**Work to be completed**: Each line below that contains "name" counts once; report the total and nothing more.

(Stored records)
○ ○ ○ ○ ○

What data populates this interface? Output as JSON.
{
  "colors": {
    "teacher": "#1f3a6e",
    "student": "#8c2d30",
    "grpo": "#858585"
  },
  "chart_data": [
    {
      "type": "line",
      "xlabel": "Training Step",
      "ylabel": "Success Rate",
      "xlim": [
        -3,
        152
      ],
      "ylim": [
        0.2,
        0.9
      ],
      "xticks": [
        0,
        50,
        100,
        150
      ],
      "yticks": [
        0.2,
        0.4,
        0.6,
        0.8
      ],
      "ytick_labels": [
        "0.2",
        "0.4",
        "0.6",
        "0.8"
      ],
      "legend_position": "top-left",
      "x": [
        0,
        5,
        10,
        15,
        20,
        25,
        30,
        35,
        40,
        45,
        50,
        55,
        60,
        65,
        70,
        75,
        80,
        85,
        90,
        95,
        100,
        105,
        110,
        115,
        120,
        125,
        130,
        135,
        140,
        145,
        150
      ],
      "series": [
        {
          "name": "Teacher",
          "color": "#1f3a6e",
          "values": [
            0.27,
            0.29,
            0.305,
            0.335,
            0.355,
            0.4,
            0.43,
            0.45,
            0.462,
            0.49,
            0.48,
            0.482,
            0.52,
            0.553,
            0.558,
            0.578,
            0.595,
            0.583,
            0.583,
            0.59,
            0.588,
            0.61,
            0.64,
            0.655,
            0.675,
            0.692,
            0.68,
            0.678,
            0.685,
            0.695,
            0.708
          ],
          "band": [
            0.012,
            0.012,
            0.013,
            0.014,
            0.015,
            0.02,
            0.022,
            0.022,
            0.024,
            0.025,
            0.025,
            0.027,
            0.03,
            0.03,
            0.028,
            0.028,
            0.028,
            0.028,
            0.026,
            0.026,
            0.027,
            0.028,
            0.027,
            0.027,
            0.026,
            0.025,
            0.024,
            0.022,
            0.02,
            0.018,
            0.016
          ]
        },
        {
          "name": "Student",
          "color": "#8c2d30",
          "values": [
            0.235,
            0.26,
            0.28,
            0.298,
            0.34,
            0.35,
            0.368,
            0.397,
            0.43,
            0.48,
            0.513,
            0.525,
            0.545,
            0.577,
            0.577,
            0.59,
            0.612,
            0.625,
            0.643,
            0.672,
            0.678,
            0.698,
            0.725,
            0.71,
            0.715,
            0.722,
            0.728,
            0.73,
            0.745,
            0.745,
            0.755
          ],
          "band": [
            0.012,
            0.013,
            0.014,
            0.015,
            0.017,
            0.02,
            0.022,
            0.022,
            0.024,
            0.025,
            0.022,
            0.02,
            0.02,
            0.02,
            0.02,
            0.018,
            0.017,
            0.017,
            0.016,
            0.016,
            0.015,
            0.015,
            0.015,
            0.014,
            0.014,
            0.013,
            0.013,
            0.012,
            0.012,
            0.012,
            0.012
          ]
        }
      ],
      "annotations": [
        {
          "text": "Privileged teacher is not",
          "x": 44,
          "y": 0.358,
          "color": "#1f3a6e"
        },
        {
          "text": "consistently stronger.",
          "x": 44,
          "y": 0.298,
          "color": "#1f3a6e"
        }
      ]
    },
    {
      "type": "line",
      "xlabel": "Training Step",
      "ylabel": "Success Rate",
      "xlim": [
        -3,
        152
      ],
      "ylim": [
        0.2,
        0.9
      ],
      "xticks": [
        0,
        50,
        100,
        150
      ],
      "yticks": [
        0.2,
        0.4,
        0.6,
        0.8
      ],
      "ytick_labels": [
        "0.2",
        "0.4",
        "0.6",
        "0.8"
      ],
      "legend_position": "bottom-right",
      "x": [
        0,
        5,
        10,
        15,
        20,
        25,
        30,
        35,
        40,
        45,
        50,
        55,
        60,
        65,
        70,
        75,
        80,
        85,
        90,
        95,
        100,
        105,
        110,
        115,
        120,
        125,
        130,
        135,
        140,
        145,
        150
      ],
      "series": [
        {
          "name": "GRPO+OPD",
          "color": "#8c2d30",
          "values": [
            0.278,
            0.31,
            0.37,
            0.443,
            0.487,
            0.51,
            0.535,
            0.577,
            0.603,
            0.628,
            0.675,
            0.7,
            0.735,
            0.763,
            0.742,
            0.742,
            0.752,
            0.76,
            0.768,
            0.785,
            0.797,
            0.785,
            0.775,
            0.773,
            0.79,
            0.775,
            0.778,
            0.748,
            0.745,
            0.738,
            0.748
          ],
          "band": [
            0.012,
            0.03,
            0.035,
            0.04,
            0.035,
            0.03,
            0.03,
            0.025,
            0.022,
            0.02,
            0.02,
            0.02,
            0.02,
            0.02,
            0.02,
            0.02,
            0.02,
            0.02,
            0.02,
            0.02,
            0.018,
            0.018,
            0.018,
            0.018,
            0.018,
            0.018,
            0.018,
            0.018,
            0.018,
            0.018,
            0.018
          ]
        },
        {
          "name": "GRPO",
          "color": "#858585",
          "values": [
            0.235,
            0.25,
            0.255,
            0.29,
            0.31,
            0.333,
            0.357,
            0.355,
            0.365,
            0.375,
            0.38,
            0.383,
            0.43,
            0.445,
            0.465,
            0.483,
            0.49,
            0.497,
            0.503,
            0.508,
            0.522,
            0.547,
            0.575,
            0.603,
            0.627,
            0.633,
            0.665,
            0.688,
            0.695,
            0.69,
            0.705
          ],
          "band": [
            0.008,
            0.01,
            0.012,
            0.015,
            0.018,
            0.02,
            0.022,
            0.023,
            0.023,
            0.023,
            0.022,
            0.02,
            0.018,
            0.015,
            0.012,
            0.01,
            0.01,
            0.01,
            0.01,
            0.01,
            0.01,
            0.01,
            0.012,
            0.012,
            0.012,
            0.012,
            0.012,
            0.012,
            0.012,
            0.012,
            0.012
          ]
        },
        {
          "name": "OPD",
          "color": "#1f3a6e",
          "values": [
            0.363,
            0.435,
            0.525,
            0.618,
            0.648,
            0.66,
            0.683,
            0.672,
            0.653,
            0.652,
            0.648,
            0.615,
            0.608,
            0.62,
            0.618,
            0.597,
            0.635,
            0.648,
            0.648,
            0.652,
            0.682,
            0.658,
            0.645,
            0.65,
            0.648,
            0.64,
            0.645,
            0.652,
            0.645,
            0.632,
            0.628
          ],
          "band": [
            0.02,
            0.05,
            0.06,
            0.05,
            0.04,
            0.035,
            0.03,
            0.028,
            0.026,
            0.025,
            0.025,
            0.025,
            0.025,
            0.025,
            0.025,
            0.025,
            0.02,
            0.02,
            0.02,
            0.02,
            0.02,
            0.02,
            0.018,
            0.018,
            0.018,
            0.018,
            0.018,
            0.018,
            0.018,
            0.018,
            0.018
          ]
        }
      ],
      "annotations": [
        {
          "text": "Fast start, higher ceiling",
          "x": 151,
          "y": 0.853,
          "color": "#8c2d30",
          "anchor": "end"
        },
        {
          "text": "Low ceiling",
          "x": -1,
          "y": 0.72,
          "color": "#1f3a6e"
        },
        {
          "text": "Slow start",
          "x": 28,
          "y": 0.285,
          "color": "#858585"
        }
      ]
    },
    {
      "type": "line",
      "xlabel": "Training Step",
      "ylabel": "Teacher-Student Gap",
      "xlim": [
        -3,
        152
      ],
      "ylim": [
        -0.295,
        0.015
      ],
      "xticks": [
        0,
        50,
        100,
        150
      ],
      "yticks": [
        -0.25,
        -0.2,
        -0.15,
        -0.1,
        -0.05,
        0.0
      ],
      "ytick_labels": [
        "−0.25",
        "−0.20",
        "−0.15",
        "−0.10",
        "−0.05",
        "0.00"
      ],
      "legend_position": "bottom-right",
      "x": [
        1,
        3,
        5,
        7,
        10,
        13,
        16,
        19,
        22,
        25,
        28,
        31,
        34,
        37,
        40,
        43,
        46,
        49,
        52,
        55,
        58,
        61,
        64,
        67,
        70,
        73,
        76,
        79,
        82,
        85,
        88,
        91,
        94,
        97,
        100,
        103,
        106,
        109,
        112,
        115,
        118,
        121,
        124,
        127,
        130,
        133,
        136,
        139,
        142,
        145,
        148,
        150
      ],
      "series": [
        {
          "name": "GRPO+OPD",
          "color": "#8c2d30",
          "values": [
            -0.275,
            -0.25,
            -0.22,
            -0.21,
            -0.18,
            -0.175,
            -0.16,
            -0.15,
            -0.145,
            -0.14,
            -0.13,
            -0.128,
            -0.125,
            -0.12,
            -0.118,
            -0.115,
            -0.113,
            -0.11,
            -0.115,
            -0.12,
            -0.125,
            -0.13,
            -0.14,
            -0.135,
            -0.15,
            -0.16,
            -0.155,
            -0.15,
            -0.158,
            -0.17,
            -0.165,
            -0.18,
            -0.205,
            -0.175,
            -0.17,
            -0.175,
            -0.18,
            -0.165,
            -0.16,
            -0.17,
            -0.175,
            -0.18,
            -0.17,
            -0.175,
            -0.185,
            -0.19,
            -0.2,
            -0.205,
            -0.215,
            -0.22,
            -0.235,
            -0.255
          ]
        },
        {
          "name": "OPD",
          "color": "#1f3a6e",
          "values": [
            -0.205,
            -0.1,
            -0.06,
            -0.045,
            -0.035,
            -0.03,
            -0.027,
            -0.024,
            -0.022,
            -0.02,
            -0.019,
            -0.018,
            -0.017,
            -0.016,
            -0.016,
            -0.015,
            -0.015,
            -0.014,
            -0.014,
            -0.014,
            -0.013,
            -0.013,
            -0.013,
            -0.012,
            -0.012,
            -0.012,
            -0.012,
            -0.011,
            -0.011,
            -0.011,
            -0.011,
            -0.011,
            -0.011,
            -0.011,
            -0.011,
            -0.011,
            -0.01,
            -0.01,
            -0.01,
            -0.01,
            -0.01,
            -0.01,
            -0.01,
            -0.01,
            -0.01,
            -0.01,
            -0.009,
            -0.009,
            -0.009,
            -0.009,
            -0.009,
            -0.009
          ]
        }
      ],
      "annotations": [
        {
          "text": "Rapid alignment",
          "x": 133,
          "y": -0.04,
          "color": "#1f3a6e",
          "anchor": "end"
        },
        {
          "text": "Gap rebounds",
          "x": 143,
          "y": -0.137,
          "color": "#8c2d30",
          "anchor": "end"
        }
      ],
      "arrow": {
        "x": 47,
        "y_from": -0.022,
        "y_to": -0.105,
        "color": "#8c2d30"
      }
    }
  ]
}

○ ○ ○ ○ ○

**Answer for this exercise**: 7